EXERCISE: In full and without alteration, give the listing again.

+---+

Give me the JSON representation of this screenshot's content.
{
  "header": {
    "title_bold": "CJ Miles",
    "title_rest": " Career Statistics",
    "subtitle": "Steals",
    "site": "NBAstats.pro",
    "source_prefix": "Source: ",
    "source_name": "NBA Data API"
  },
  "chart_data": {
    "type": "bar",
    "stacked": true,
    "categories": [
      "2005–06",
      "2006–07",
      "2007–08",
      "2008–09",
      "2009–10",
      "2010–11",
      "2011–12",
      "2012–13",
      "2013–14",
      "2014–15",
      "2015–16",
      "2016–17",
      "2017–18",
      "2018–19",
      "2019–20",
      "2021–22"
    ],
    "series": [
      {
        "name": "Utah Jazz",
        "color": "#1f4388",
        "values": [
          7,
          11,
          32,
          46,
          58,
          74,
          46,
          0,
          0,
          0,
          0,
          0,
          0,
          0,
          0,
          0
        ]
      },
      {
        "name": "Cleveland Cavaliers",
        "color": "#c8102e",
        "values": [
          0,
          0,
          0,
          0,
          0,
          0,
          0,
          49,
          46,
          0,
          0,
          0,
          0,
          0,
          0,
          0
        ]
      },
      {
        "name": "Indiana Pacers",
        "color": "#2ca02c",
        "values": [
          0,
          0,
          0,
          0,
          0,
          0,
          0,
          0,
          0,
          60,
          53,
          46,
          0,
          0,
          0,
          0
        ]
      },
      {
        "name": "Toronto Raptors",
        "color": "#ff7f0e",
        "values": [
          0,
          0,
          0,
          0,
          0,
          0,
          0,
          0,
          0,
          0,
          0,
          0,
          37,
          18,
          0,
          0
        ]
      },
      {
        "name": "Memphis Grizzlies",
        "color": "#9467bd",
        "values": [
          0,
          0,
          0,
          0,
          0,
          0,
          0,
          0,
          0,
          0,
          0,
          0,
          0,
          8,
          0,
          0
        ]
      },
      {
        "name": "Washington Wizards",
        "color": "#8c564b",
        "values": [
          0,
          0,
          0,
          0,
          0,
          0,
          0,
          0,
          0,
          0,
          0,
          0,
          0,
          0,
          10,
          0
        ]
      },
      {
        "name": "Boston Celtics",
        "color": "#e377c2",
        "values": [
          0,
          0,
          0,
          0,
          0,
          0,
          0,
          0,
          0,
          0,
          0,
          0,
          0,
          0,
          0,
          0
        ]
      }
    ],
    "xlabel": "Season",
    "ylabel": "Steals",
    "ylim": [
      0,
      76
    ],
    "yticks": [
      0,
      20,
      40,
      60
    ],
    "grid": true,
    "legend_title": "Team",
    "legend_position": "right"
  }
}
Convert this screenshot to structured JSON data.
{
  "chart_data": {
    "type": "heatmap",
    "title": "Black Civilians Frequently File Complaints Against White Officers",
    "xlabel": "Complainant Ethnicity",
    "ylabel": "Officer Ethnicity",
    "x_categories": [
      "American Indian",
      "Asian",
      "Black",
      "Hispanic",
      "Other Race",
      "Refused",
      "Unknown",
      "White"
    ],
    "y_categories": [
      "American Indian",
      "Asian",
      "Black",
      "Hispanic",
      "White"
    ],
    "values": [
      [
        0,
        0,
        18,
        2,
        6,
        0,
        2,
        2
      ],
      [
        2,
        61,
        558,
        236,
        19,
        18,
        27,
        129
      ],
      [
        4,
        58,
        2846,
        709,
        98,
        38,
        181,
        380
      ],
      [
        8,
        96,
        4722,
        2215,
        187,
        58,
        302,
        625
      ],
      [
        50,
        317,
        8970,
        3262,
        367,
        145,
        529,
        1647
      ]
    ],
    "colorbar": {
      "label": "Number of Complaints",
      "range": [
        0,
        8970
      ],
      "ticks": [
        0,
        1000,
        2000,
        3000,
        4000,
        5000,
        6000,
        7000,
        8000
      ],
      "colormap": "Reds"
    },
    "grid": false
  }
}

+---+

SOLUTION TO THIS EXERCISE:
Give me the JSON representation of this screenshot's content.
{
  "header": {
    "title_bold": "CJ Miles",
    "title_rest": " Career Statistics",
    "subtitle": "Steals",
    "site": "NBAstats.pro",
    "source_prefix": "Source: ",
    "source_name": "NBA Data API"
  },
  "chart_data": {
    "type": "bar",
    "stacked": true,
    "categories": [
      "2005–06",
      "2006–07",
      "2007–08",
      "2008–09",
      "2009–10",
      "2010–11",
      "2011–12",
      "2012–13",
      "2013–14",
      "2014–15",
      "2015–16",
      "2016–17",
      "2017–18",
      "2018–19",
      "2019–20",
      "2021–22"
    ],
    "series": [
      {
        "name": "Utah Jazz",
        "color": "#1f4388",
        "values": [
          7,
          11,
          32,
          46,
          58,
          74,
          46,
          0,
          0,
          0,
          0,
          0,
          0,
          0,
          0,
          0
        ]
      },
      {
        "name": "Cleveland Cavaliers",
        "color": "#c8102e",
        "values": [
          0,
          0,
          0,
          0,
          0,
          0,
          0,
          49,
          46,
          0,
          0,
          0,
          0,
          0,
          0,
          0
        ]
      },
      {
        "name": "Indiana Pacers",
        "color": "#2ca02c",
        "values": [
          0,
          0,
          0,
          0,
          0,
          0,
          0,
          0,
          0,
          60,
          53,
          46,
          0,
          0,
          0,
          0
        ]
      },
      {
        "name": "Toronto Raptors",
        "color": "#ff7f0e",
        "values": [
          0,
          0,
          0,
          0,
          0,
          0,
          0,
          0,
          0,
          0,
          0,
          0,
          37,
          18,
          0,
          0
        ]
      },
      {
        "name": "Memphis Grizzlies",
        "color": "#9467bd",
        "values": [
          0,
          0,
          0,
          0,
          0,
          0,
          0,
          0,
          0,
          0,
          0,
          0,
          0,
          8,
          0,
          0
        ]
      },
      {
        "name": "Washington Wizards",
        "color": "#8c564b",
        "values": [
          0,
          0,
          0,
          0,
          0,
          0,
          0,
          0,
          0,
          0,
          0,
          0,
          0,
          0,
          10,
          0
        ]
      },
      {
        "name": "Boston Celtics",
        "color": "#e377c2",
        "values": [
          0,
          0,
          0,
          0,
          0,
          0,
          0,
          0,
          0,
          0,
          0,
          0,
          0,
          0,
          0,
          0
        ]
      }
    ],
    "xlabel": "Season",
    "ylabel": "Steals",
    "ylim": [
      0,
      76
    ],
    "yticks": [
      0,
      20,
      40,
      60
    ],
    "grid": true,
    "legend_title": "Team",
    "legend_position": "right"
  }
}
Convert this screenshot to structured JSON data.
{
  "chart_data": {
    "type": "heatmap",
    "title": "Black Civilians Frequently File Complaints Against White Officers",
    "xlabel": "Complainant Ethnicity",
    "ylabel": "Officer Ethnicity",
    "x_categories": [
      "American Indian",
      "Asian",
      "Black",
      "Hispanic",
      "Other Race",
      "Refused",
      "Unknown",
      "White"
    ],
    "y_categories": [
      "American Indian",
      "Asian",
      "Black",
      "Hispanic",
      "White"
    ],
    "values": [
      [
        0,
        0,
        18,
        2,
        6,
        0,
        2,
        2
      ],
      [
        2,
        61,
        558,
        236,
        19,
        18,
        27,
        129
      ],
      [
        4,
        58,
        2846,
        709,
        98,
        38,
        181,
        380
      ],
      [
        8,
        96,
        4722,
        2215,
        187,
        58,
        302,
        625
      ],
      [
        50,
        317,
        8970,
        3262,
        367,
        145,
        529,
        1647
      ]
    ],
    "colorbar": {
      "label": "Number of Complaints",
      "range": [
        0,
        8970
      ],
      "ticks": [
        0,
        1000,
        2000,
        3000,
        4000,
        5000,
        6000,
        7000,
        8000
      ],
      "colormap": "Reds"
    },
    "grid": false
  }
}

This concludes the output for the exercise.